-- BEGIN The input --

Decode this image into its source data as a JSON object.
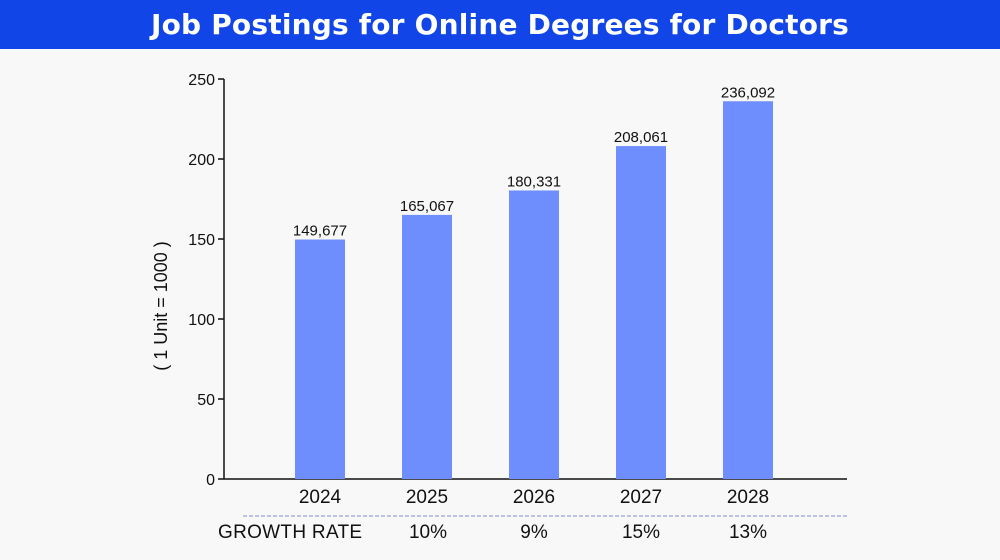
{
  "chart_data": {
    "type": "bar",
    "title": "Job Postings for Online Degrees for Doctors",
    "ylabel": "( 1 Unit = 1000 )",
    "xlabel": "",
    "categories": [
      "2024",
      "2025",
      "2026",
      "2027",
      "2028"
    ],
    "values": [
      149.677,
      165.067,
      180.331,
      208.061,
      236.092
    ],
    "data_labels": [
      "149,677",
      "165,067",
      "180,331",
      "208,061",
      "236,092"
    ],
    "ylim": [
      0,
      250
    ],
    "yticks": [
      0,
      50,
      100,
      150,
      200,
      250
    ],
    "grid": false,
    "legend": "none",
    "bar_color": "#6e8efe",
    "growth_rate": {
      "label": "GROWTH RATE",
      "values": [
        "10%",
        "9%",
        "15%",
        "13%"
      ]
    }
  },
  "colors": {
    "title_bar": "#1145e8",
    "title_text": "#ffffff",
    "bar": "#6e8efe",
    "divider": "#7a8fd8"
  }
}
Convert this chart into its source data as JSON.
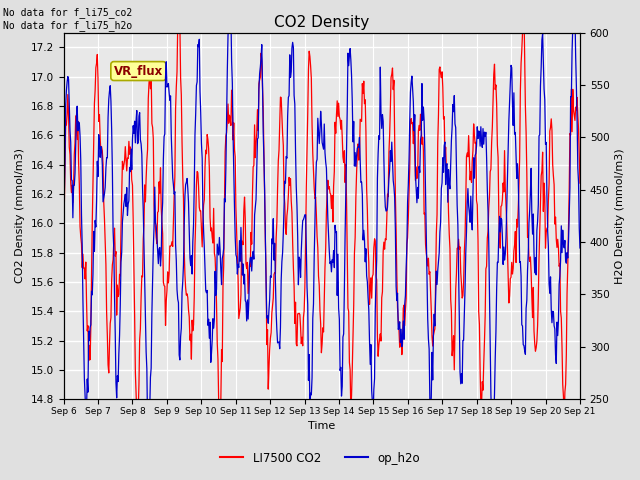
{
  "title": "CO2 Density",
  "xlabel": "Time",
  "ylabel_left": "CO2 Density (mmol/m3)",
  "ylabel_right": "H2O Density (mmol/m3)",
  "ylim_left": [
    14.8,
    17.3
  ],
  "ylim_right": [
    250,
    600
  ],
  "annotation_text": "No data for f_li75_co2\nNo data for f_li75_h2o",
  "box_label": "VR_flux",
  "legend": [
    "LI7500 CO2",
    "op_h2o"
  ],
  "co2_color": "#FF0000",
  "h2o_color": "#0000CC",
  "bg_color": "#E0E0E0",
  "plot_bg_color": "#E8E8E8",
  "grid_color": "#FFFFFF",
  "xtick_labels": [
    "Sep 6",
    "Sep 7",
    "Sep 8",
    "Sep 9",
    "Sep 10",
    "Sep 11",
    "Sep 12",
    "Sep 13",
    "Sep 14",
    "Sep 15",
    "Sep 16",
    "Sep 17",
    "Sep 18",
    "Sep 19",
    "Sep 20",
    "Sep 21"
  ],
  "n_days": 15,
  "seed": 42
}
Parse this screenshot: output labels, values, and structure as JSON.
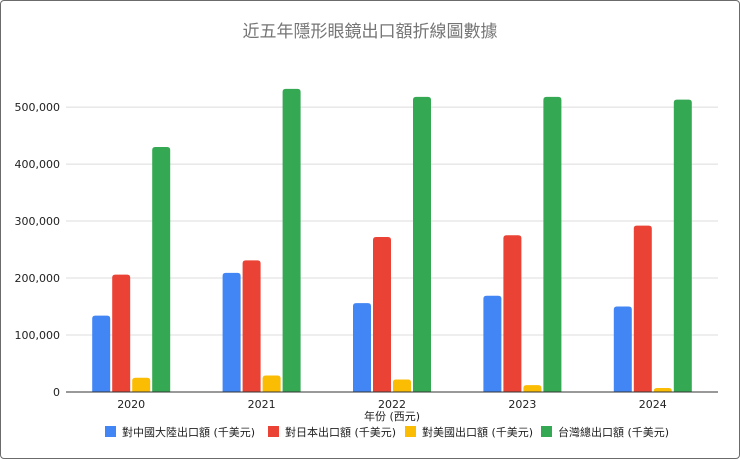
{
  "chart_data": {
    "type": "bar",
    "title": "近五年隱形眼鏡出口額折線圖數據",
    "xlabel": "年份 (西元)",
    "ylabel": "",
    "categories": [
      "2020",
      "2021",
      "2022",
      "2023",
      "2024"
    ],
    "ylim": [
      0,
      530000
    ],
    "yticks": [
      0,
      100000,
      200000,
      300000,
      400000,
      500000
    ],
    "ytick_labels": [
      "0",
      "100,000",
      "200,000",
      "300,000",
      "400,000",
      "500,000"
    ],
    "grid": true,
    "legend_position": "bottom",
    "series": [
      {
        "name": "對中國大陸出口額 (千美元)",
        "color": "#4285F4",
        "values": [
          134000,
          209000,
          156000,
          169000,
          150000
        ]
      },
      {
        "name": "對日本出口額 (千美元)",
        "color": "#EA4335",
        "values": [
          206000,
          231000,
          272000,
          275000,
          292000
        ]
      },
      {
        "name": "對美國出口額 (千美元)",
        "color": "#FBBC04",
        "values": [
          25000,
          29000,
          22000,
          12000,
          7000
        ]
      },
      {
        "name": "台灣總出口額 (千美元)",
        "color": "#34A853",
        "values": [
          430000,
          532000,
          518000,
          518000,
          513000
        ]
      }
    ]
  }
}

-- END The input --

* Exercise
Gather and copy every line of the data in which the string "JSON" is found.

* Solution to the exercise
Decode this image into its source data as a JSON object.
Convert this chart into its source data as JSON.
Parse this screenshot: output labels, values, and structure as JSON.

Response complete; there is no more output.